• **WHAT IS EXPECTED**:
Your answer is to be every line of the material that includes the string "general".

[Start of Attachment]

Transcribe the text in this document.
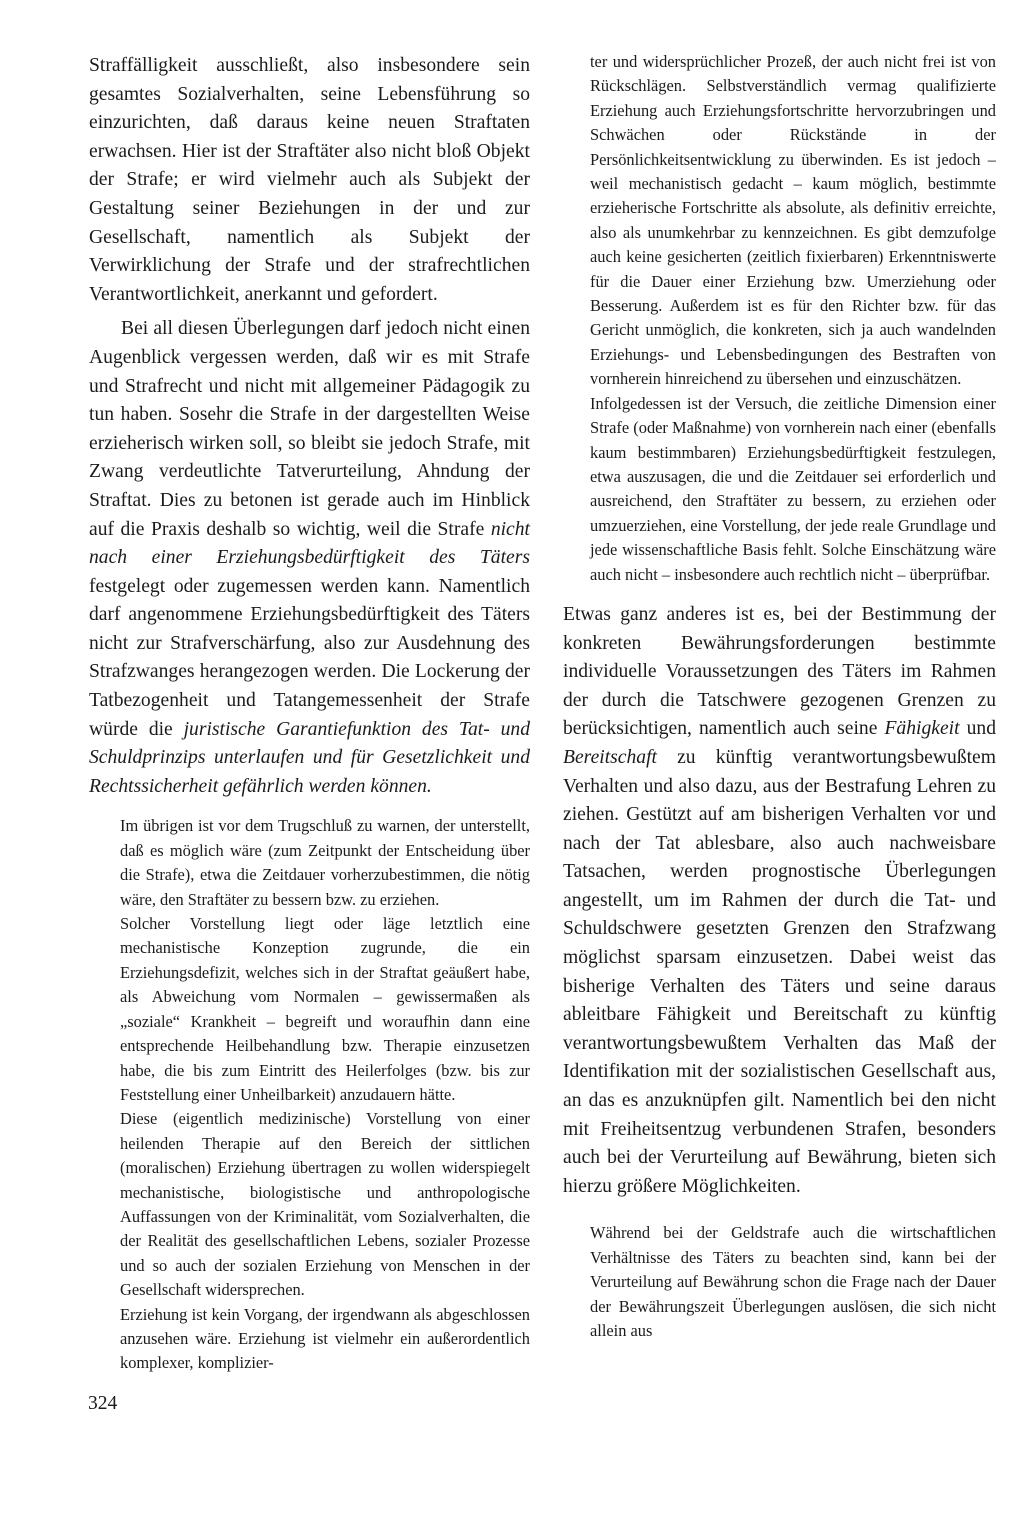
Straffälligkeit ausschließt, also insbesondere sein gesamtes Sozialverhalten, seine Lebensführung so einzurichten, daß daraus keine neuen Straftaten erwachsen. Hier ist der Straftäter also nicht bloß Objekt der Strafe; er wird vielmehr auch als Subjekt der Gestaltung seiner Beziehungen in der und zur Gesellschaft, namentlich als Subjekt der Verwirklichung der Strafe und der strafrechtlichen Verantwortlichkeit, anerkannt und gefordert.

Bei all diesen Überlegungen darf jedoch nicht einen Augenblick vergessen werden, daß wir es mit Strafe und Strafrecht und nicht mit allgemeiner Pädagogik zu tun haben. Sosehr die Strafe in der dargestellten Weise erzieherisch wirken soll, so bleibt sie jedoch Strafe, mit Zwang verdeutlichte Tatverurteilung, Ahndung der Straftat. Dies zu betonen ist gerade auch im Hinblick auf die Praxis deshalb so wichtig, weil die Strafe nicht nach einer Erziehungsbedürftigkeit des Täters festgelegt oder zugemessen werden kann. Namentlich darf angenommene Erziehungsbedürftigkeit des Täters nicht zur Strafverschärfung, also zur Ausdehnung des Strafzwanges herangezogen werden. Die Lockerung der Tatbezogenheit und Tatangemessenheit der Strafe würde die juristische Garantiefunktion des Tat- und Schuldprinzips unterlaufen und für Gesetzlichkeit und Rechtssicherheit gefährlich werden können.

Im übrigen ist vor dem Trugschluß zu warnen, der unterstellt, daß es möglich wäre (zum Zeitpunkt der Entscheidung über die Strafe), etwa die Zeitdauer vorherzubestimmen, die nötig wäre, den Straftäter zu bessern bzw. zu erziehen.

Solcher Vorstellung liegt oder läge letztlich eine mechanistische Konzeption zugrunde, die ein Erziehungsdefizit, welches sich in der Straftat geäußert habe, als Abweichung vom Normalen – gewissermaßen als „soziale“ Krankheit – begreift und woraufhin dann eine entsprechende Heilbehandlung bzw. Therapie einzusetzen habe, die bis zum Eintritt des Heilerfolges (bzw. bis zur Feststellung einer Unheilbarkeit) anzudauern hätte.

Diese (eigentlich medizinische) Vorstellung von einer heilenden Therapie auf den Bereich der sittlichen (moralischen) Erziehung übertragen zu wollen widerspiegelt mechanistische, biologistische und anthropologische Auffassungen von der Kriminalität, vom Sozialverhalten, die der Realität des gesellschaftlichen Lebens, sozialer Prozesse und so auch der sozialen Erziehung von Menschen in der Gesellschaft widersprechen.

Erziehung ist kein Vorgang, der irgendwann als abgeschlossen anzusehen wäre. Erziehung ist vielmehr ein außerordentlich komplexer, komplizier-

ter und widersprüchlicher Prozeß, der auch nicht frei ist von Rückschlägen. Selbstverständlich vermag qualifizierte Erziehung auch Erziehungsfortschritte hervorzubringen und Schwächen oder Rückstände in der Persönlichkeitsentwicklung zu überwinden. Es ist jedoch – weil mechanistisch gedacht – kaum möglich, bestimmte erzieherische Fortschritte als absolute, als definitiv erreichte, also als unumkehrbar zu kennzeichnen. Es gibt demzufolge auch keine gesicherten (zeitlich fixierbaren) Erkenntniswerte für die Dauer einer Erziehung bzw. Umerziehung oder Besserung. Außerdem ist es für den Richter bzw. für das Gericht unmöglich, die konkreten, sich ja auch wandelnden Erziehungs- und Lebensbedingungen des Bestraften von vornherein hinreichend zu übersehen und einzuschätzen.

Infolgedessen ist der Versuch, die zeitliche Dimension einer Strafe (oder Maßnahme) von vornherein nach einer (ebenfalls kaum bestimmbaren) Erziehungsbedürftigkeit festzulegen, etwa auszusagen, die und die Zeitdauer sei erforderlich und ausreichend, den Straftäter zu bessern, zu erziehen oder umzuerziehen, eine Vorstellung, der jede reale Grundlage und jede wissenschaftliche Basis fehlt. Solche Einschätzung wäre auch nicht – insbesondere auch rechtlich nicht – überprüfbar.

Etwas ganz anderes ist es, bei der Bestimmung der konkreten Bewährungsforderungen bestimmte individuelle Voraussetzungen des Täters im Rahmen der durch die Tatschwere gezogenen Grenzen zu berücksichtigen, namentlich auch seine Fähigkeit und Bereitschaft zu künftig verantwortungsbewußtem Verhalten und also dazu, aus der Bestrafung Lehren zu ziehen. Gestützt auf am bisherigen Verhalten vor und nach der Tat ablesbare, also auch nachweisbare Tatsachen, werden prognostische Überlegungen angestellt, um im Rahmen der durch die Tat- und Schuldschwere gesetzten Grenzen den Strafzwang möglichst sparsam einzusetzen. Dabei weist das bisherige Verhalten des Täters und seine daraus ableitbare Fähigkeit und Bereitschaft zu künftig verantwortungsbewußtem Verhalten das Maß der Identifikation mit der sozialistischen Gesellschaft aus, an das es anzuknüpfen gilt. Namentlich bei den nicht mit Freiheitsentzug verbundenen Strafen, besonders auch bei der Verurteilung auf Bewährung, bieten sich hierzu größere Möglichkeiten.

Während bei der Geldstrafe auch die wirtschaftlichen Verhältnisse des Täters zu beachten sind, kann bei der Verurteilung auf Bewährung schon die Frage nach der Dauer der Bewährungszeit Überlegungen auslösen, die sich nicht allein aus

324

[End of Attachment]
[Start of Attachment]

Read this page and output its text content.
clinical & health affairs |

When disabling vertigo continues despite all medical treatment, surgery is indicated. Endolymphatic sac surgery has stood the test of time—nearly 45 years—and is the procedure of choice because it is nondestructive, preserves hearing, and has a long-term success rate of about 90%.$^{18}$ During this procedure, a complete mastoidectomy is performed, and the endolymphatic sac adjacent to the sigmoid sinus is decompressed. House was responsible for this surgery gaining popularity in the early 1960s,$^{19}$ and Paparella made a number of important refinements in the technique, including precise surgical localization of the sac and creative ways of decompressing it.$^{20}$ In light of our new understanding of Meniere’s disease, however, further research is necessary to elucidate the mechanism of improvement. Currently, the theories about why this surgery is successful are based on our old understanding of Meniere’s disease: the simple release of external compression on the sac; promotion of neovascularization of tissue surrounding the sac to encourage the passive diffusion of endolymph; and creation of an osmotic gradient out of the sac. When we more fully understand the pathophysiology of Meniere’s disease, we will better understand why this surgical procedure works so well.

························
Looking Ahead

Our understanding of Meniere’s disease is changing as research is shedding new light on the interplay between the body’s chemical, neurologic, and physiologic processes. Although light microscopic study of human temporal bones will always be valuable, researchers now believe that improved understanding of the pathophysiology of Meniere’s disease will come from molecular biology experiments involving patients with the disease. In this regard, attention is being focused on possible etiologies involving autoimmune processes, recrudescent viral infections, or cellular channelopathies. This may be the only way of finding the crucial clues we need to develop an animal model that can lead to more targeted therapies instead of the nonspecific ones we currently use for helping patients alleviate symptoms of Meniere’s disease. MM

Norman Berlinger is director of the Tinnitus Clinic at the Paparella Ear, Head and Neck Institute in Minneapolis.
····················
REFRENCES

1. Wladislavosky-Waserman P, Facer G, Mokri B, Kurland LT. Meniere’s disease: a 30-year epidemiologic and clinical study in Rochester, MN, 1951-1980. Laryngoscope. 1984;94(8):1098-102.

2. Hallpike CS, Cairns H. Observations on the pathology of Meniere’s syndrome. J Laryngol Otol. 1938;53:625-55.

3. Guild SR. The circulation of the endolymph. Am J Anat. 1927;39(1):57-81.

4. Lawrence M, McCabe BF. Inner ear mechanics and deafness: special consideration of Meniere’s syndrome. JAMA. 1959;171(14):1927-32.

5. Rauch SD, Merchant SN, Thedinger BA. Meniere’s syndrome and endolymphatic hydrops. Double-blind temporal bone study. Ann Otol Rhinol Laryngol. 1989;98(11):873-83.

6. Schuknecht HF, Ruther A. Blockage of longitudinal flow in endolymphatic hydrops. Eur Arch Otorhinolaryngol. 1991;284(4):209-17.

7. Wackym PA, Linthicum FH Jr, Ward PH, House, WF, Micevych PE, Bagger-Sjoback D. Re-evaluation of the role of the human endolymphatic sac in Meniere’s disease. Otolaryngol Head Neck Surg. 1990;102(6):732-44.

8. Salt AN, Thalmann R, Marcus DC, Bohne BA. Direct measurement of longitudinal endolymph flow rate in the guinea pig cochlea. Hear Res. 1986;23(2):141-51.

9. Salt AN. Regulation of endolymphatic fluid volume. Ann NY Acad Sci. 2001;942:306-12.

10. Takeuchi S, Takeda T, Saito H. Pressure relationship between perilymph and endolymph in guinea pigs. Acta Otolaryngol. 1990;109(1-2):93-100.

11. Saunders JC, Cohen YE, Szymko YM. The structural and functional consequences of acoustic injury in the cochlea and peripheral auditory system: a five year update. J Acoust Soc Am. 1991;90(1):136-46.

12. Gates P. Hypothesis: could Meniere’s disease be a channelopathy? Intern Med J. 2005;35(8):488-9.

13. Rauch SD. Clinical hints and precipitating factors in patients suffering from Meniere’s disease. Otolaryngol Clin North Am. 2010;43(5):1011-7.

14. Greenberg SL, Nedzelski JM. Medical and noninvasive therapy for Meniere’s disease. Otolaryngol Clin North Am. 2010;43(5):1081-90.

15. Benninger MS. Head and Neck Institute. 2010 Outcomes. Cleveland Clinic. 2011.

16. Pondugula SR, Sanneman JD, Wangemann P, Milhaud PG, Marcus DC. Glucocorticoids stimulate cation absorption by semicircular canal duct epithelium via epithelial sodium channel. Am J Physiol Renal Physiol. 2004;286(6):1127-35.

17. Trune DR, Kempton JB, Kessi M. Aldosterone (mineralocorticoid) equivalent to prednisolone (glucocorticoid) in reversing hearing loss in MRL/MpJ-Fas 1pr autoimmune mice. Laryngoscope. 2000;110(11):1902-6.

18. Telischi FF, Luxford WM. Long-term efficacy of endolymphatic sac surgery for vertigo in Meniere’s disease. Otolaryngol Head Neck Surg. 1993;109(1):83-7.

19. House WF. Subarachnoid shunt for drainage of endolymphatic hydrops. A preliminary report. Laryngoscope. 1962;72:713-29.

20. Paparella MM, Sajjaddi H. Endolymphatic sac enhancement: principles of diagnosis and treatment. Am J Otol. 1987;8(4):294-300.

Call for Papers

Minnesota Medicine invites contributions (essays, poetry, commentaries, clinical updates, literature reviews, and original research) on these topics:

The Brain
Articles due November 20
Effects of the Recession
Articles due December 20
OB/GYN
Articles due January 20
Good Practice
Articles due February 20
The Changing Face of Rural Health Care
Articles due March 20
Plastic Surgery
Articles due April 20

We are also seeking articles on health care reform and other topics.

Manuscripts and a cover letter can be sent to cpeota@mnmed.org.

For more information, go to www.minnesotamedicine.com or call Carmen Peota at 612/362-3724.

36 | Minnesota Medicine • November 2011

[End of Attachment]
[Start of Attachment]

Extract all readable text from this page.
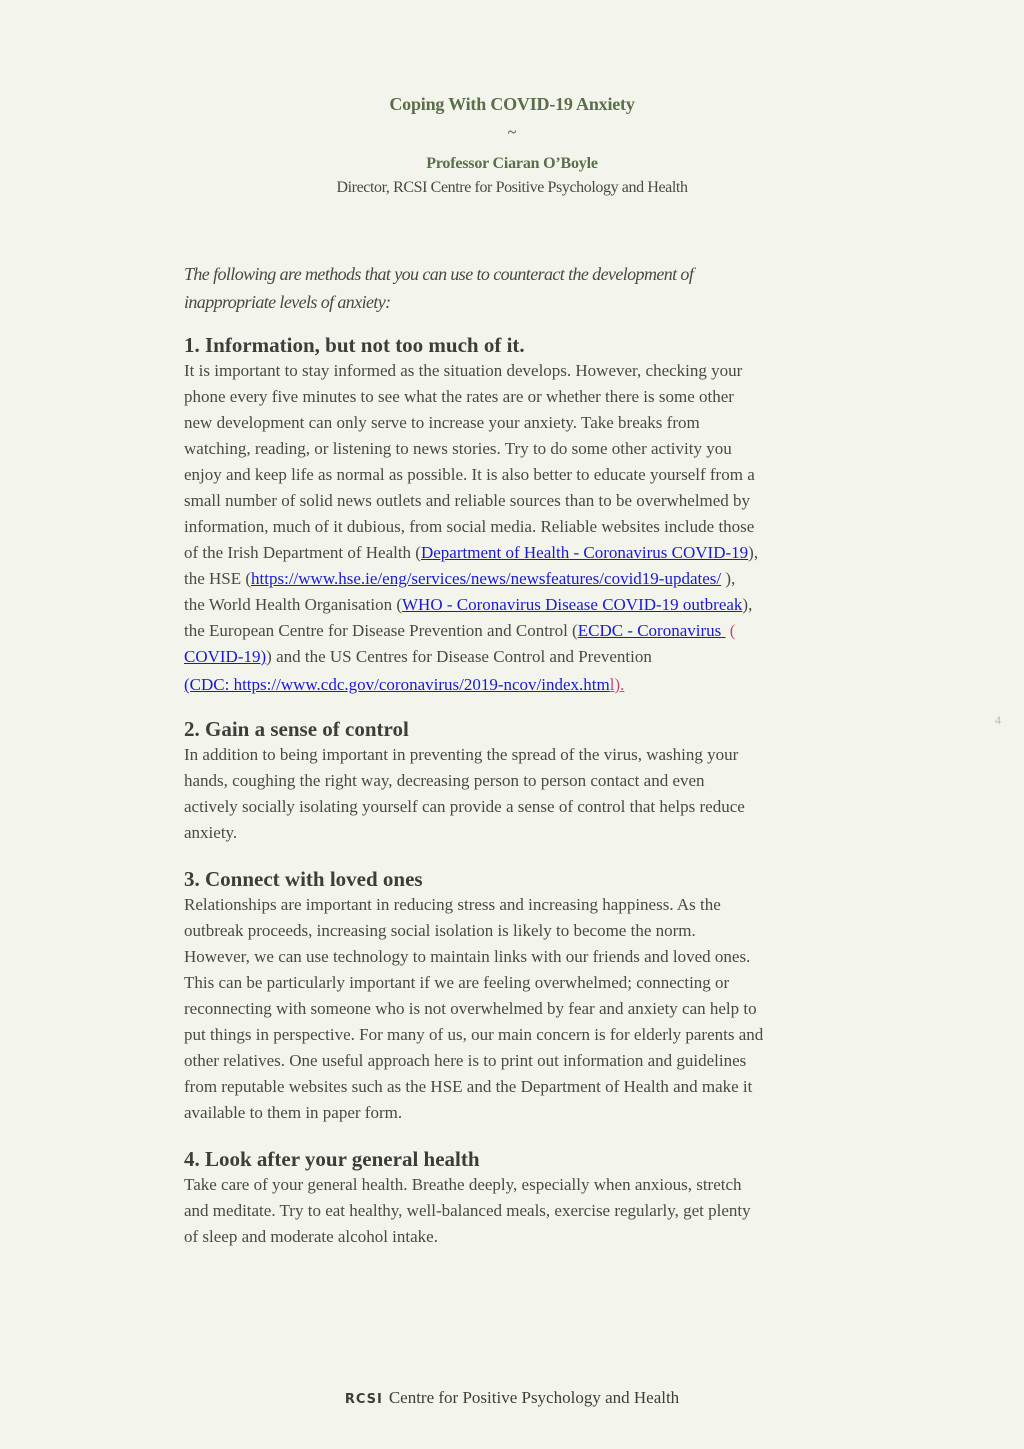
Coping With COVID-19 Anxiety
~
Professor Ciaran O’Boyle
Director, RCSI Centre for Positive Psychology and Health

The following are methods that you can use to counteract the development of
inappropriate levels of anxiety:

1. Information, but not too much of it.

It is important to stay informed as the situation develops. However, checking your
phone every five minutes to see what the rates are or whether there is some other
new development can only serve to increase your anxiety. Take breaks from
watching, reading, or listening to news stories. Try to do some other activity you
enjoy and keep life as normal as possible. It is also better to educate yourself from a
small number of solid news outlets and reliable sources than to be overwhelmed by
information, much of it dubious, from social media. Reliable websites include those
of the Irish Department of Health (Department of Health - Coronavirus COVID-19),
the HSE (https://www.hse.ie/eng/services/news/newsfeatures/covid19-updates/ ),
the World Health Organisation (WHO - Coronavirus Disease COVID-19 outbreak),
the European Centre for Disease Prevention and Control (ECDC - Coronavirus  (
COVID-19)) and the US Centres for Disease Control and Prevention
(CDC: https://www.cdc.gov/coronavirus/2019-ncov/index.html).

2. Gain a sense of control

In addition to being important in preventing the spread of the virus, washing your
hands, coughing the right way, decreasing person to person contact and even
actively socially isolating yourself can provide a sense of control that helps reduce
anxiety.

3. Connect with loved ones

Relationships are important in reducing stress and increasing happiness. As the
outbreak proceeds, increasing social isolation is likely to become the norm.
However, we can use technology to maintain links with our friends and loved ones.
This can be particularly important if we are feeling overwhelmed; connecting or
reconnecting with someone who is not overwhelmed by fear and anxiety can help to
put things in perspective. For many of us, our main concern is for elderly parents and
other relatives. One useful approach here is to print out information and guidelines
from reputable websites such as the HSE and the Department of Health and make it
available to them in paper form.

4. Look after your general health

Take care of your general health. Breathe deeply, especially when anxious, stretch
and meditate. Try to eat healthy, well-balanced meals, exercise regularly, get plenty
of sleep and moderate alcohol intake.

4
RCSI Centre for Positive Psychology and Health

[End of Attachment]

• **ANSWER FOR THIS EXERCISE**:
4. Look after your general health
Take care of your general health. Breathe deeply, especially when anxious, stretch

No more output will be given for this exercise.